[Items from a data source]

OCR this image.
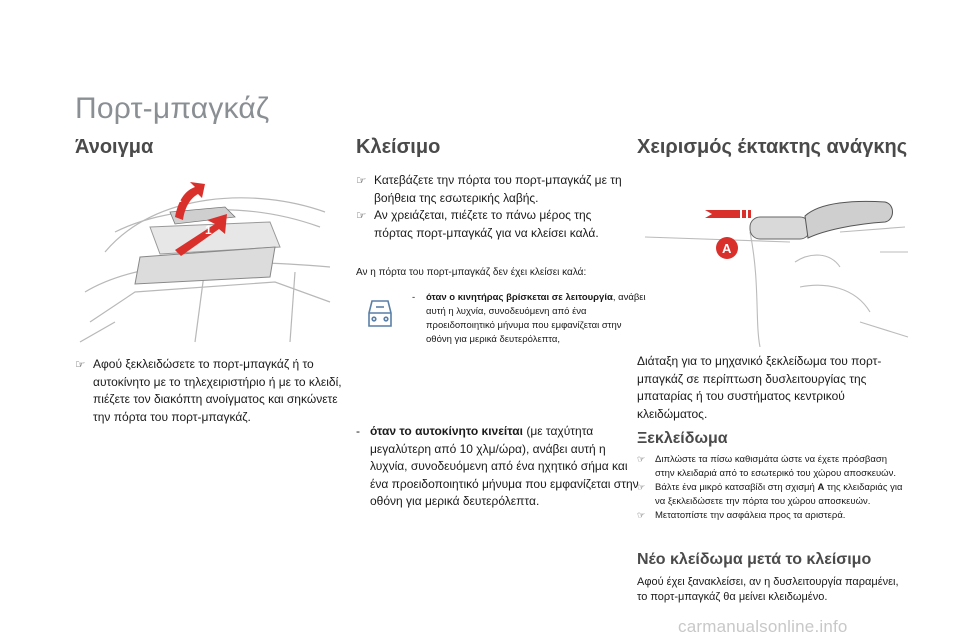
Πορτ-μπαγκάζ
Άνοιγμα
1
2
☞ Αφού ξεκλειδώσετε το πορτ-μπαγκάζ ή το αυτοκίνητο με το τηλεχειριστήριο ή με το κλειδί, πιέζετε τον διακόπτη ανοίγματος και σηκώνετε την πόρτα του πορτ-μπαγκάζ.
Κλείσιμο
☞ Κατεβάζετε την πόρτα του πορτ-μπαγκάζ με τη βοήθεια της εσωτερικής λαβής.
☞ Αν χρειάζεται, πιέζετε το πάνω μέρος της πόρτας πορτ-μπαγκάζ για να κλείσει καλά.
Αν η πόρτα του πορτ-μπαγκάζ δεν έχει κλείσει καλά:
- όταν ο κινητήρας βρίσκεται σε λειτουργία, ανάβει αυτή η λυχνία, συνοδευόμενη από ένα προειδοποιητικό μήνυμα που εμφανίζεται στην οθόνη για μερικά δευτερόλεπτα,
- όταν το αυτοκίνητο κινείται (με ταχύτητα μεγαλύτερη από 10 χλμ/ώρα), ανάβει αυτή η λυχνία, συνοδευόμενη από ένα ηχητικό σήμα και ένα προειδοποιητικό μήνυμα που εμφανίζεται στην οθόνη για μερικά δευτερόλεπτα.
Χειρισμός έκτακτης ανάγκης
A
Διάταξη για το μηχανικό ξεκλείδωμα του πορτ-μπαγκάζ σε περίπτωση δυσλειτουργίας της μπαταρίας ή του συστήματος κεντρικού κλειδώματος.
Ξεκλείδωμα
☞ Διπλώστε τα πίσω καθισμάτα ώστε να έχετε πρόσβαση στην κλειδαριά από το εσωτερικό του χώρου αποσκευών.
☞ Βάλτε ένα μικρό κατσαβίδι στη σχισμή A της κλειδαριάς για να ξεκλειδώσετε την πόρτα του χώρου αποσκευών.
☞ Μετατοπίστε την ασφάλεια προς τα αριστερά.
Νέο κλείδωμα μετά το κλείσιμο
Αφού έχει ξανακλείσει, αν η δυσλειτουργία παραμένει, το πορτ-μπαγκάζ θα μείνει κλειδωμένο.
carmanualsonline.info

:: DIRECTION ::
Your task is an exact transcription of all the data, minus the pictures.

:: CORRECT RESULT ::
OCR this image.
Πορτ-μπαγκάζ
Άνοιγμα
1
2
☞ Αφού ξεκλειδώσετε το πορτ-μπαγκάζ ή το αυτοκίνητο με το τηλεχειριστήριο ή με το κλειδί, πιέζετε τον διακόπτη ανοίγματος και σηκώνετε την πόρτα του πορτ-μπαγκάζ.
Κλείσιμο
☞ Κατεβάζετε την πόρτα του πορτ-μπαγκάζ με τη βοήθεια της εσωτερικής λαβής.
☞ Αν χρειάζεται, πιέζετε το πάνω μέρος της πόρτας πορτ-μπαγκάζ για να κλείσει καλά.
Αν η πόρτα του πορτ-μπαγκάζ δεν έχει κλείσει καλά:
- όταν ο κινητήρας βρίσκεται σε λειτουργία, ανάβει αυτή η λυχνία, συνοδευόμενη από ένα προειδοποιητικό μήνυμα που εμφανίζεται στην οθόνη για μερικά δευτερόλεπτα,
- όταν το αυτοκίνητο κινείται (με ταχύτητα μεγαλύτερη από 10 χλμ/ώρα), ανάβει αυτή η λυχνία, συνοδευόμενη από ένα ηχητικό σήμα και ένα προειδοποιητικό μήνυμα που εμφανίζεται στην οθόνη για μερικά δευτερόλεπτα.
Χειρισμός έκτακτης ανάγκης
A
Διάταξη για το μηχανικό ξεκλείδωμα του πορτ-μπαγκάζ σε περίπτωση δυσλειτουργίας της μπαταρίας ή του συστήματος κεντρικού κλειδώματος.
Ξεκλείδωμα
☞ Διπλώστε τα πίσω καθισμάτα ώστε να έχετε πρόσβαση στην κλειδαριά από το εσωτερικό του χώρου αποσκευών.
☞ Βάλτε ένα μικρό κατσαβίδι στη σχισμή A της κλειδαριάς για να ξεκλειδώσετε την πόρτα του χώρου αποσκευών.
☞ Μετατοπίστε την ασφάλεια προς τα αριστερά.
Νέο κλείδωμα μετά το κλείσιμο
Αφού έχει ξανακλείσει, αν η δυσλειτουργία παραμένει, το πορτ-μπαγκάζ θα μείνει κλειδωμένο.
carmanualsonline.info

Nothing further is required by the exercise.